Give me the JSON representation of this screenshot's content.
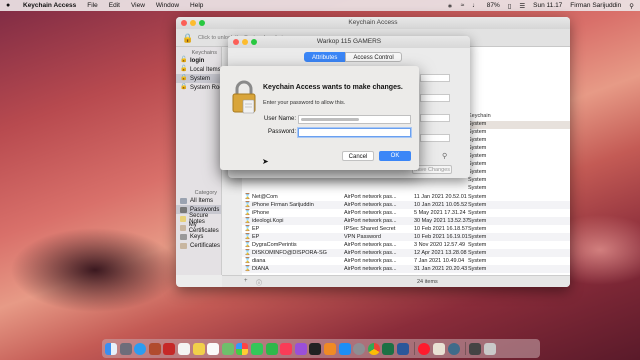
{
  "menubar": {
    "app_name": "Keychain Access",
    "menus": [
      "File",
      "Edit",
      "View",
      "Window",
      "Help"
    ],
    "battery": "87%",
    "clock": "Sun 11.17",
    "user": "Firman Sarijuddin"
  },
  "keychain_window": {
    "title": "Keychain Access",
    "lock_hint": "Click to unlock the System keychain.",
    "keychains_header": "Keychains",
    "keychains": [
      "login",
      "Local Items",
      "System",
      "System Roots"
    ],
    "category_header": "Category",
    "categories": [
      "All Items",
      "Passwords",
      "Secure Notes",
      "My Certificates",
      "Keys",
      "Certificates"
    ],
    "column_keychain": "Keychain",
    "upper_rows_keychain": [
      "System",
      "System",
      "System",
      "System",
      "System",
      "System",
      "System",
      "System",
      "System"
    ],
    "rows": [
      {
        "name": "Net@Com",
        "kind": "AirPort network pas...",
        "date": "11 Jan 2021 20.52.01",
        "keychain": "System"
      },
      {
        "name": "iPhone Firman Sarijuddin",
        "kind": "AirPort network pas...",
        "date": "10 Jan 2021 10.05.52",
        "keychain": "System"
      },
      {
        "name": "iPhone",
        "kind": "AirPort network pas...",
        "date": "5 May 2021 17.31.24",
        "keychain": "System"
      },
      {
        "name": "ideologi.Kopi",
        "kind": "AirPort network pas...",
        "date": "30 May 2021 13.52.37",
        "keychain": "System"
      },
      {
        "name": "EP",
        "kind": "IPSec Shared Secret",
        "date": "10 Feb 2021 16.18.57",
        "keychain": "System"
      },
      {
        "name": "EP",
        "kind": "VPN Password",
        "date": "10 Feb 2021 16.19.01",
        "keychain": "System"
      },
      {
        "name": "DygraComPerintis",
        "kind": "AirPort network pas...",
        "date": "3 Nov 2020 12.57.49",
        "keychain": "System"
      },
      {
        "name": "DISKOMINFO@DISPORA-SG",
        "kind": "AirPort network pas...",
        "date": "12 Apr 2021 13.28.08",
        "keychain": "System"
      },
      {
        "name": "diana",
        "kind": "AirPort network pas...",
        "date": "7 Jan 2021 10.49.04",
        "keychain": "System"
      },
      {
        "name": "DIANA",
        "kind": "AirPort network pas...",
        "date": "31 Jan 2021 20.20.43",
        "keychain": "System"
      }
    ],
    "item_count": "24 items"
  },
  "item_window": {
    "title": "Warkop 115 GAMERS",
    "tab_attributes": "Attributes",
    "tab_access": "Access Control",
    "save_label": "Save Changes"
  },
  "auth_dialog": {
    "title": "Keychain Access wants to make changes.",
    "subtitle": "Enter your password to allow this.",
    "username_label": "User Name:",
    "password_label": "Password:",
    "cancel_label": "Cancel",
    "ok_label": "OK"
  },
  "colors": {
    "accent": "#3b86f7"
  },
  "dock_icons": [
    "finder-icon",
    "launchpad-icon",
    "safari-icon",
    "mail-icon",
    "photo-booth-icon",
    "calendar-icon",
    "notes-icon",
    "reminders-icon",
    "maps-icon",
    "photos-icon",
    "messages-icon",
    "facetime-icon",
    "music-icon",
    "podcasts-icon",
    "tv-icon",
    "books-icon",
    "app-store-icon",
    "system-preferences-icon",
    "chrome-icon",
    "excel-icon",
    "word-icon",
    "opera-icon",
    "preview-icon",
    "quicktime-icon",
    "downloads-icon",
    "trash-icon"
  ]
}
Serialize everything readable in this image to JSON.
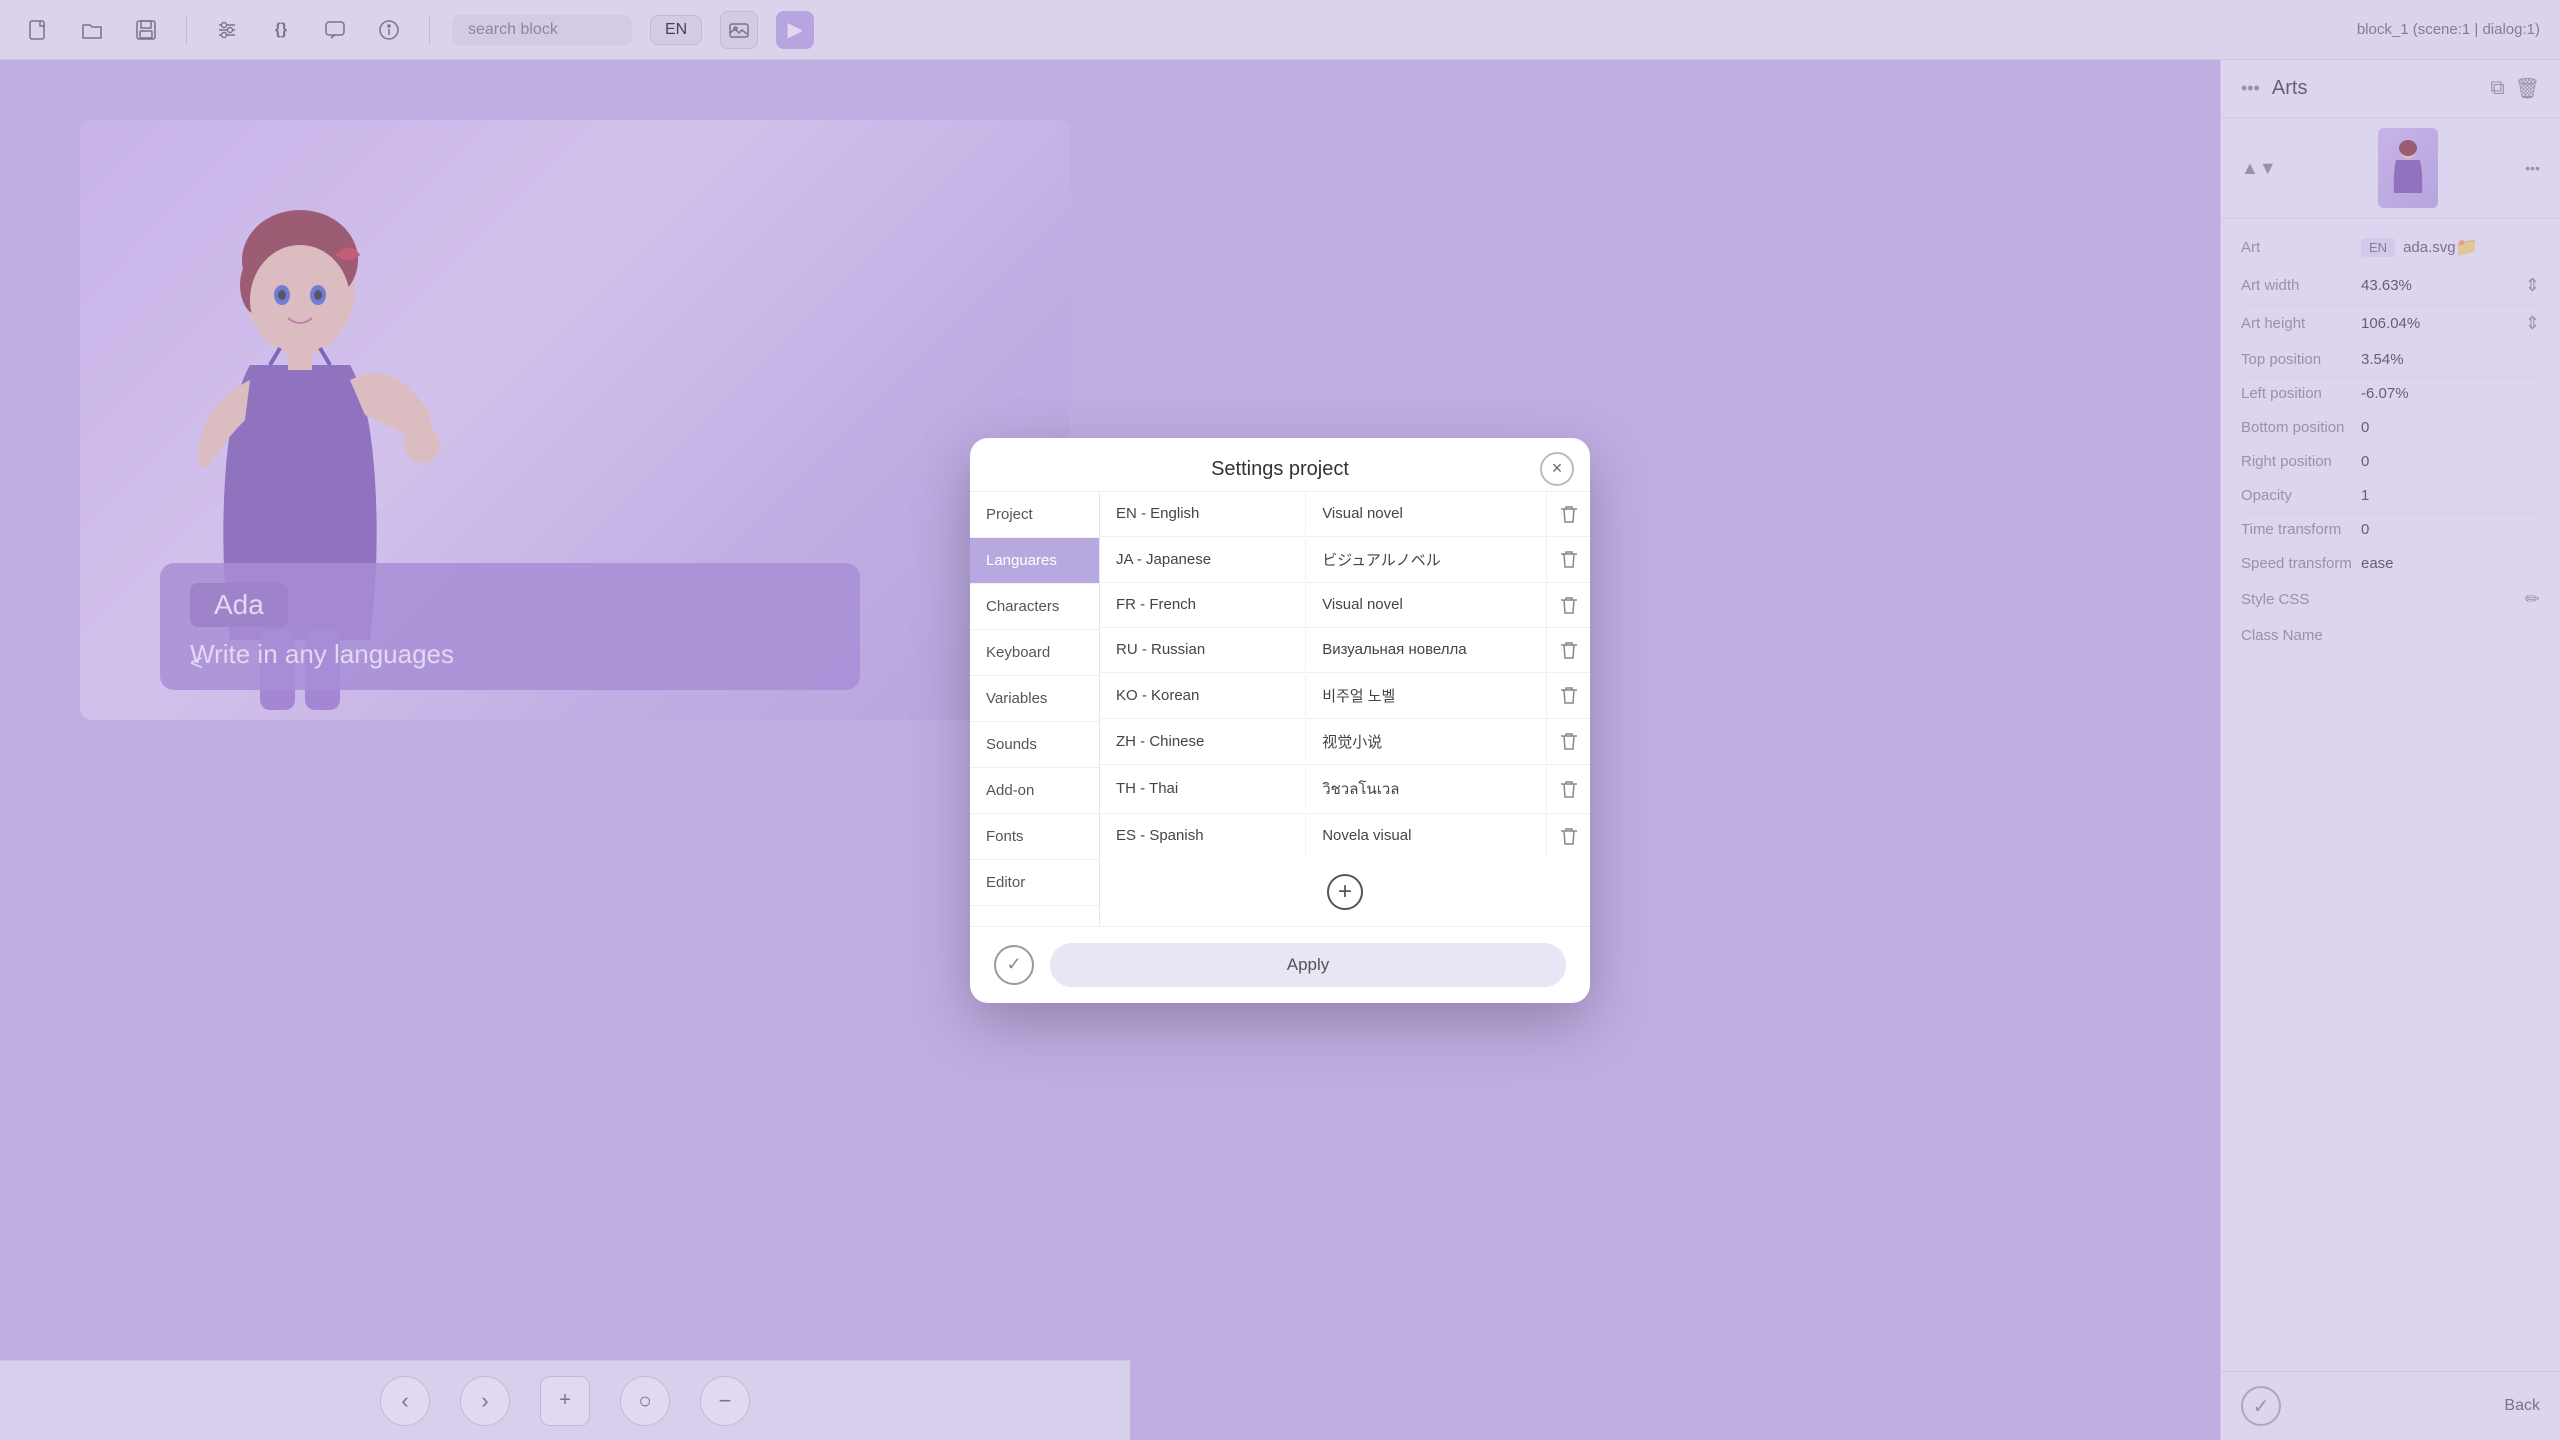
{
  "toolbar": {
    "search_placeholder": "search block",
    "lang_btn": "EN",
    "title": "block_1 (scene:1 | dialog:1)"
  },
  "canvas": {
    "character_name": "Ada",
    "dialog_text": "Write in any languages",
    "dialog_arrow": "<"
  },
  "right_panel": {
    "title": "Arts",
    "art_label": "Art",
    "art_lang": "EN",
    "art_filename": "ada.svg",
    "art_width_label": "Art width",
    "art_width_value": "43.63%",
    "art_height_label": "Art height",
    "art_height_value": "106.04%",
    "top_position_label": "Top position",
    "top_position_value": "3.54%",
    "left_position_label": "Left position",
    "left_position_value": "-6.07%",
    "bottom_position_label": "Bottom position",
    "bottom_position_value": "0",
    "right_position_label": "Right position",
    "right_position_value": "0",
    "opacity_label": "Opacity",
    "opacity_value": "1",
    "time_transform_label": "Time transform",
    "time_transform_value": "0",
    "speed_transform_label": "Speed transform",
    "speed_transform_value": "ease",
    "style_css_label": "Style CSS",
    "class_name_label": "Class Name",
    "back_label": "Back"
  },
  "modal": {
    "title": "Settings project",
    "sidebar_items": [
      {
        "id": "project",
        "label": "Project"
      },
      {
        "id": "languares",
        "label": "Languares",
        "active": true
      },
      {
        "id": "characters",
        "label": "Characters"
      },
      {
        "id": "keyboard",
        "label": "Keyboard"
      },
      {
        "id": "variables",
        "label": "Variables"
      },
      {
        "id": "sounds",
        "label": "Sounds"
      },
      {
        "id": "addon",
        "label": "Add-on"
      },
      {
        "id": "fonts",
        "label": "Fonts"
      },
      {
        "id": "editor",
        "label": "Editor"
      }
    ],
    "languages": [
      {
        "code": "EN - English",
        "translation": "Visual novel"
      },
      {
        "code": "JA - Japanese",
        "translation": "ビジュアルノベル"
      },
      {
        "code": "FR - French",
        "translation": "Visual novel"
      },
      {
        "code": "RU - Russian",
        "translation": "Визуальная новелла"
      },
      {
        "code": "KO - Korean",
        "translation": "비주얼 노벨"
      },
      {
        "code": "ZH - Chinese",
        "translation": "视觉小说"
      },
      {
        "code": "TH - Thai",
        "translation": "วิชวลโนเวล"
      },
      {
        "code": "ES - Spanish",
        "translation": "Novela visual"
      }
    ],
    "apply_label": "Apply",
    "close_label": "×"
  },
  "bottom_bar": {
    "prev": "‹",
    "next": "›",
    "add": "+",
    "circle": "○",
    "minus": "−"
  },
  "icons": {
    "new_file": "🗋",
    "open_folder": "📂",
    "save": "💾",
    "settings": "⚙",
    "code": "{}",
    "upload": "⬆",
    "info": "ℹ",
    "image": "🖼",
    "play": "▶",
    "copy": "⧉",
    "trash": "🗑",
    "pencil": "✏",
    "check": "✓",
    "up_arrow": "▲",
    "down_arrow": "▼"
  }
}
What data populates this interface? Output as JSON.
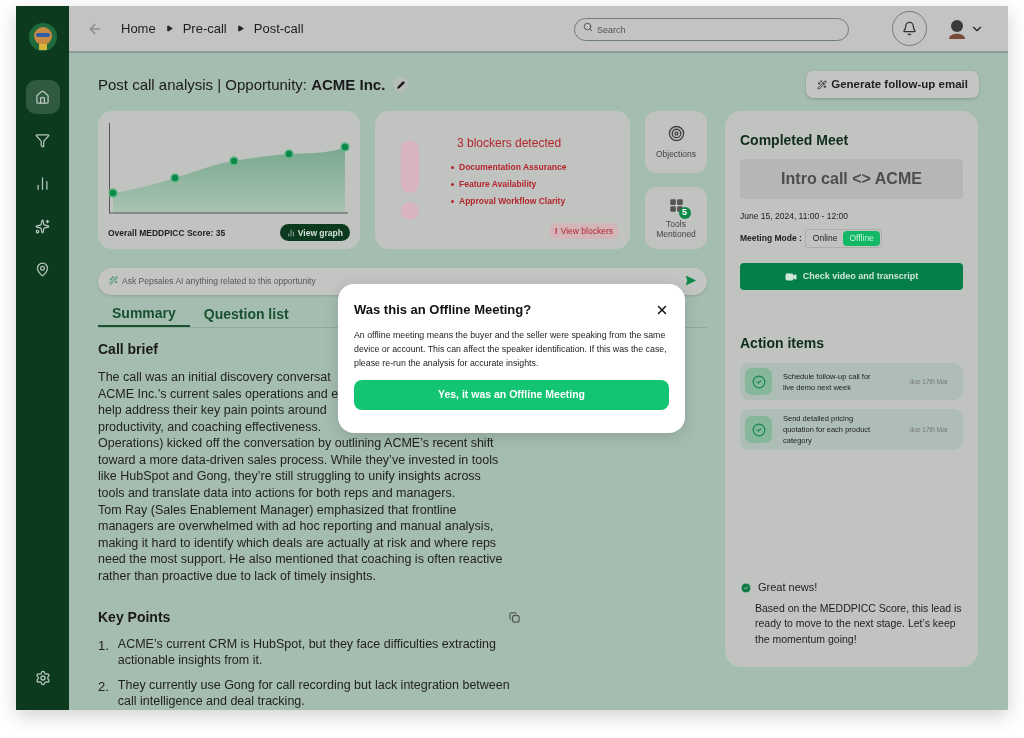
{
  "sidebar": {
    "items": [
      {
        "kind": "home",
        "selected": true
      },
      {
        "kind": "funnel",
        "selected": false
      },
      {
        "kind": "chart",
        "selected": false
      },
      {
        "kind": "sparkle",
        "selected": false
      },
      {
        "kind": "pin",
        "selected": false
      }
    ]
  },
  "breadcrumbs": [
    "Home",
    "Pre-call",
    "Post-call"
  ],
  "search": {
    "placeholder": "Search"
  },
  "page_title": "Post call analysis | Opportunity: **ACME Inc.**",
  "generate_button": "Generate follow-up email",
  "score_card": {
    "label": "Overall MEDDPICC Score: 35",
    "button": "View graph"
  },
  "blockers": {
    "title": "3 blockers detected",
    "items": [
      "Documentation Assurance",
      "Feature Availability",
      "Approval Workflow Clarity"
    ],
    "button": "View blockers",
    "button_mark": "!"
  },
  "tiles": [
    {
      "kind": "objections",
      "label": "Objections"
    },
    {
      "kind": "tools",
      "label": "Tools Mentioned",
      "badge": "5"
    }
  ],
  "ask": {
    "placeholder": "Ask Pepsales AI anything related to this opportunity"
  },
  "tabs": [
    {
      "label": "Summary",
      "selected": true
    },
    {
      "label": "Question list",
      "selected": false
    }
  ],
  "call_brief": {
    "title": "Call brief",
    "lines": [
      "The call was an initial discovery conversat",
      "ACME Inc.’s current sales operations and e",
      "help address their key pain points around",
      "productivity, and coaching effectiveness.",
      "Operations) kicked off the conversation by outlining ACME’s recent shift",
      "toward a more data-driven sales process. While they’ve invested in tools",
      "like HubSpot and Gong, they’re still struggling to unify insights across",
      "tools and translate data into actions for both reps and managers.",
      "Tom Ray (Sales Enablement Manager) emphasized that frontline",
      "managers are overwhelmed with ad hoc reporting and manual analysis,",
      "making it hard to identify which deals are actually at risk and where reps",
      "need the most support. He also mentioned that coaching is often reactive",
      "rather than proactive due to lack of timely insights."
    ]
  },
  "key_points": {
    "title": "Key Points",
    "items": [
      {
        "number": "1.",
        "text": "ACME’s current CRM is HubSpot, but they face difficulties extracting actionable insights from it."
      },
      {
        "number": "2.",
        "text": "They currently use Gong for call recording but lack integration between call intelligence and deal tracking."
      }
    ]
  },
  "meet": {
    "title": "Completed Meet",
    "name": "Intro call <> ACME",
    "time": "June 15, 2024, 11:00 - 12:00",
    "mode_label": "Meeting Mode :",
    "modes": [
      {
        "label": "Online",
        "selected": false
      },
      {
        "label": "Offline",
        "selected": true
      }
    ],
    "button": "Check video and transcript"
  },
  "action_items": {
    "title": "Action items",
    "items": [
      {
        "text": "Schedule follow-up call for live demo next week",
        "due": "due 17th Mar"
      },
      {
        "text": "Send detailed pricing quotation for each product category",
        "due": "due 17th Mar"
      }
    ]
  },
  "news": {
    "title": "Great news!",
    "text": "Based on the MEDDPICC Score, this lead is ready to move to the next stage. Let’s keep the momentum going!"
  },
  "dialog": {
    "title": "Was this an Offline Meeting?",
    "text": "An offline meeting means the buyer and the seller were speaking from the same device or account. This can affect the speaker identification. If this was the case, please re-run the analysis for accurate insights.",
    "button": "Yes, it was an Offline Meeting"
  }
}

★ ★ ★

What is the number of lines in the data that hold the string "image"? Answer with the number only.

2